**What the exercise asks:**
Copy out every line of the entries below exactly as they appear, leaving out the pictures.

######

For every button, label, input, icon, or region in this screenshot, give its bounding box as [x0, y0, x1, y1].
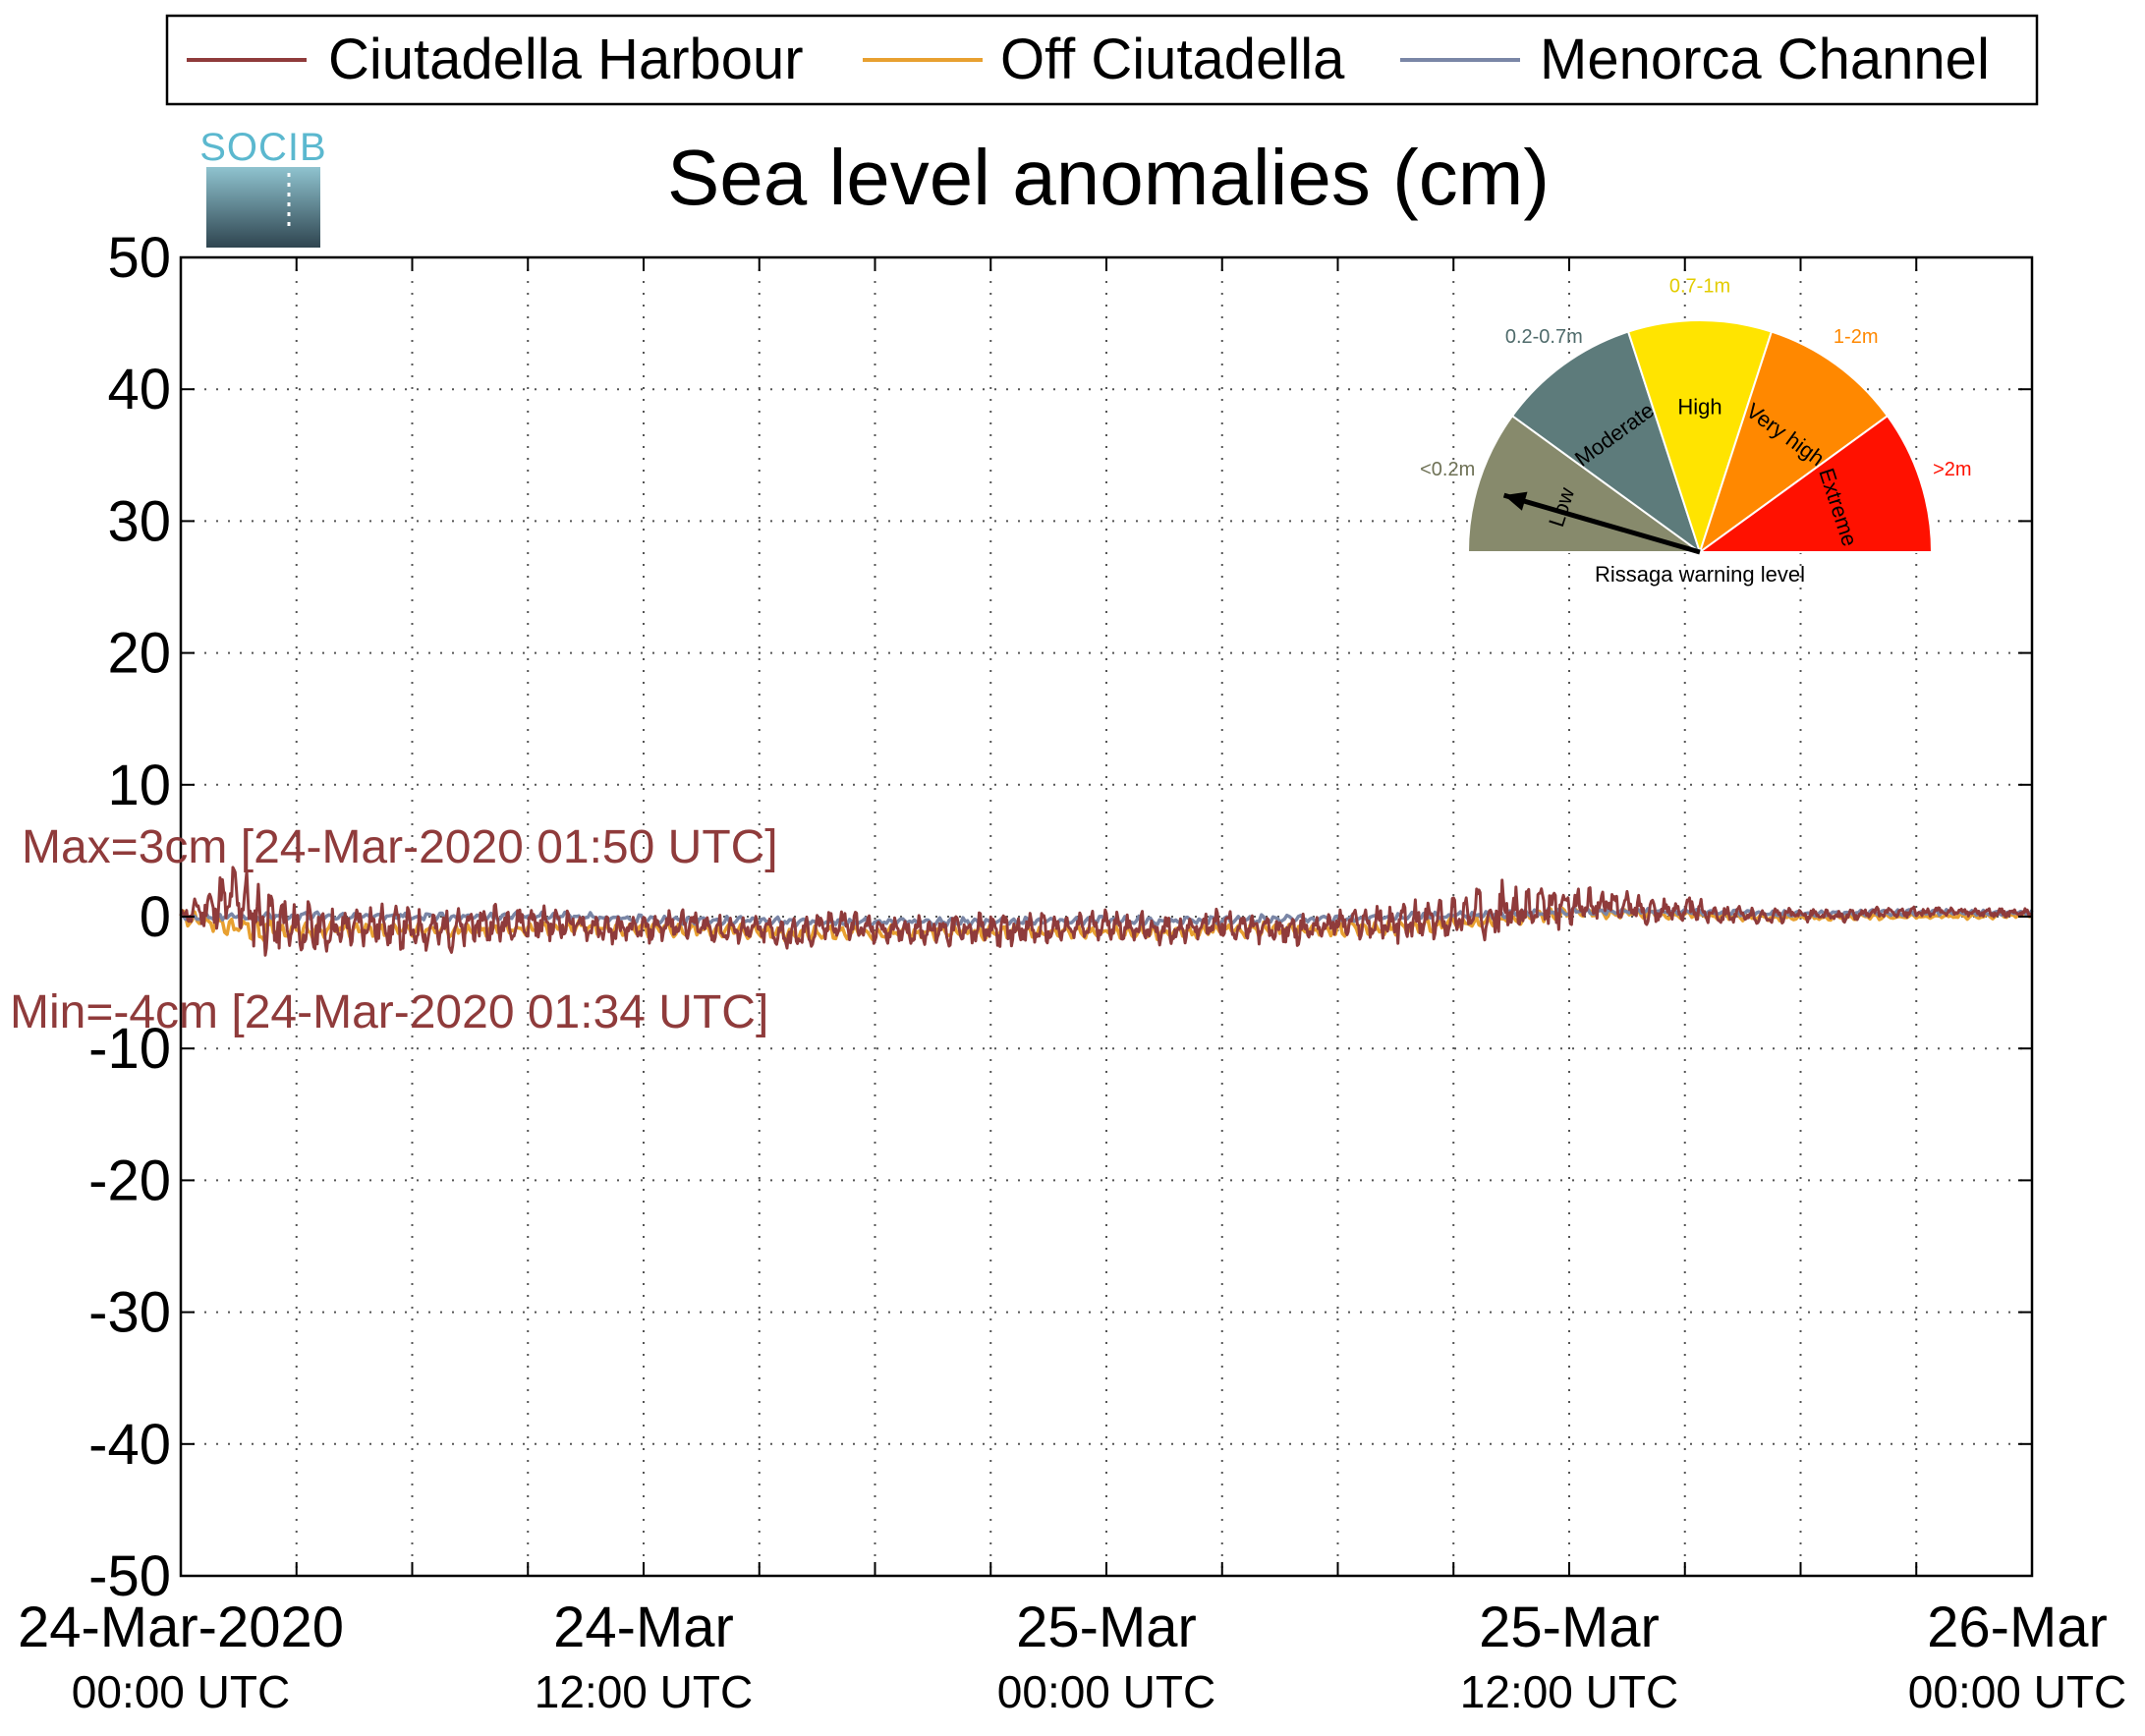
max-annotation: Max=3cm [24-Mar-2020 01:50 UTC]	[22, 821, 778, 873]
y-tick-label: -30	[88, 1281, 171, 1345]
x-tick-label-date: 25-Mar	[1479, 1596, 1660, 1659]
gauge-caption: Rissaga warning level	[1595, 562, 1805, 587]
y-tick-label: 30	[107, 489, 171, 553]
gauge-needle-head	[1503, 491, 1528, 511]
legend-label-menorca-channel: Menorca Channel	[1540, 28, 1990, 91]
y-tick-label: 0	[140, 885, 171, 949]
x-tick-label-date: 25-Mar	[1016, 1596, 1197, 1659]
gauge-sector-very-high	[1698, 330, 1890, 555]
legend-label-ciutadella-harbour: Ciutadella Harbour	[328, 28, 804, 91]
gauge-range-label: <0.2m	[1420, 459, 1475, 480]
y-tick-label: -50	[88, 1544, 171, 1608]
series-layer	[179, 866, 2034, 957]
gauge-sector-moderate	[1510, 330, 1702, 555]
y-tick-label: -20	[88, 1148, 171, 1212]
y-tick-label: 50	[107, 226, 171, 290]
y-tick-label: 40	[107, 358, 171, 421]
gauge-level-label: High	[1677, 395, 1722, 420]
x-tick-label-date: 24-Mar	[553, 1596, 734, 1659]
x-tick-label-date: 24-Mar-2020	[18, 1596, 344, 1659]
gauge-range-label: 0.2-0.7m	[1505, 326, 1583, 348]
x-axis: 24-Mar-2020 00:00 UTC 24-Mar 12:00 UTC 25-Ma…	[18, 257, 2126, 1717]
logo-text: SOCIB	[199, 126, 326, 169]
x-tick-label-date: 26-Mar	[1927, 1596, 2108, 1659]
socib-logo: SOCIB	[199, 126, 326, 248]
legend: Ciutadella Harbour Off Ciutadella Menorc…	[165, 14, 2039, 106]
chart-title: Sea level anomalies (cm)	[667, 134, 1550, 221]
y-tick-label: -40	[88, 1413, 171, 1477]
y-axis: 50 40 30 20 10 0 -10 -20 -30 -40 -50	[88, 226, 2032, 1608]
y-tick-label: 20	[107, 622, 171, 686]
gauge-sector-extreme	[1696, 414, 1934, 553]
y-tick-label: 10	[107, 754, 171, 817]
x-tick-label-time: 12:00 UTC	[1460, 1666, 1678, 1717]
x-tick-label-time: 00:00 UTC	[72, 1666, 290, 1717]
gauge-range-label: 1-2m	[1834, 326, 1879, 348]
x-tick-label-time: 12:00 UTC	[535, 1666, 753, 1717]
gauge-range-label: >2m	[1933, 459, 1971, 480]
legend-label-off-ciutadella: Off Ciutadella	[1000, 28, 1345, 91]
series-line-ciutadella-harbour	[179, 866, 2033, 957]
gauge-needle	[1502, 492, 1701, 555]
min-annotation: Min=-4cm [24-Mar-2020 01:34 UTC]	[10, 986, 768, 1038]
x-tick-label-time: 00:00 UTC	[997, 1666, 1215, 1717]
y-tick-label: -10	[88, 1017, 171, 1081]
gauge-range-label: 0.7-1m	[1669, 275, 1730, 297]
gauge-sector-low	[1466, 414, 1704, 553]
x-tick-label-time: 00:00 UTC	[1908, 1666, 2126, 1717]
gauge-sector-high	[1626, 319, 1774, 556]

######

**Written response:**
For every button, label, input, icon, or region in this screenshot, give its bounding box as [x0, y0, x1, y1].
max-annotation: Max=3cm [24-Mar-2020 01:50 UTC]	[22, 821, 778, 873]
y-tick-label: -30	[88, 1281, 171, 1345]
x-tick-label-date: 25-Mar	[1479, 1596, 1660, 1659]
gauge-caption: Rissaga warning level	[1595, 562, 1805, 587]
y-tick-label: 30	[107, 489, 171, 553]
gauge-needle-head	[1503, 491, 1528, 511]
legend-label-menorca-channel: Menorca Channel	[1540, 28, 1990, 91]
y-tick-label: 0	[140, 885, 171, 949]
x-tick-label-date: 25-Mar	[1016, 1596, 1197, 1659]
gauge-sector-very-high	[1698, 330, 1890, 555]
legend-label-ciutadella-harbour: Ciutadella Harbour	[328, 28, 804, 91]
gauge-range-label: <0.2m	[1420, 459, 1475, 480]
y-tick-label: -50	[88, 1544, 171, 1608]
series-layer	[179, 866, 2034, 957]
gauge-sector-moderate	[1510, 330, 1702, 555]
y-tick-label: -20	[88, 1148, 171, 1212]
y-tick-label: 50	[107, 226, 171, 290]
y-tick-label: 40	[107, 358, 171, 421]
gauge-level-label: High	[1677, 395, 1722, 420]
x-tick-label-date: 24-Mar	[553, 1596, 734, 1659]
x-tick-label-date: 24-Mar-2020	[18, 1596, 344, 1659]
gauge-range-label: 0.2-0.7m	[1505, 326, 1583, 348]
x-axis: 24-Mar-2020 00:00 UTC 24-Mar 12:00 UTC 25-Ma…	[18, 257, 2126, 1717]
logo-text: SOCIB	[199, 126, 326, 169]
x-tick-label-date: 26-Mar	[1927, 1596, 2108, 1659]
socib-logo: SOCIB	[199, 126, 326, 248]
legend: Ciutadella Harbour Off Ciutadella Menorc…	[165, 14, 2039, 106]
chart-title: Sea level anomalies (cm)	[667, 134, 1550, 221]
y-tick-label: -40	[88, 1413, 171, 1477]
y-axis: 50 40 30 20 10 0 -10 -20 -30 -40 -50	[88, 226, 2032, 1608]
y-tick-label: 20	[107, 622, 171, 686]
gauge-sector-extreme	[1696, 414, 1934, 553]
y-tick-label: 10	[107, 754, 171, 817]
x-tick-label-time: 12:00 UTC	[1460, 1666, 1678, 1717]
x-tick-label-time: 00:00 UTC	[72, 1666, 290, 1717]
gauge-range-label: 1-2m	[1834, 326, 1879, 348]
x-tick-label-time: 12:00 UTC	[535, 1666, 753, 1717]
gauge-range-label: >2m	[1933, 459, 1971, 480]
legend-label-off-ciutadella: Off Ciutadella	[1000, 28, 1345, 91]
series-line-ciutadella-harbour	[179, 866, 2033, 957]
gauge-needle	[1502, 492, 1701, 555]
min-annotation: Min=-4cm [24-Mar-2020 01:34 UTC]	[10, 986, 768, 1038]
x-tick-label-time: 00:00 UTC	[997, 1666, 1215, 1717]
y-tick-label: -10	[88, 1017, 171, 1081]
gauge-range-label: 0.7-1m	[1669, 275, 1730, 297]
gauge-sector-low	[1466, 414, 1704, 553]
x-tick-label-time: 00:00 UTC	[1908, 1666, 2126, 1717]
gauge-sector-high	[1626, 319, 1774, 556]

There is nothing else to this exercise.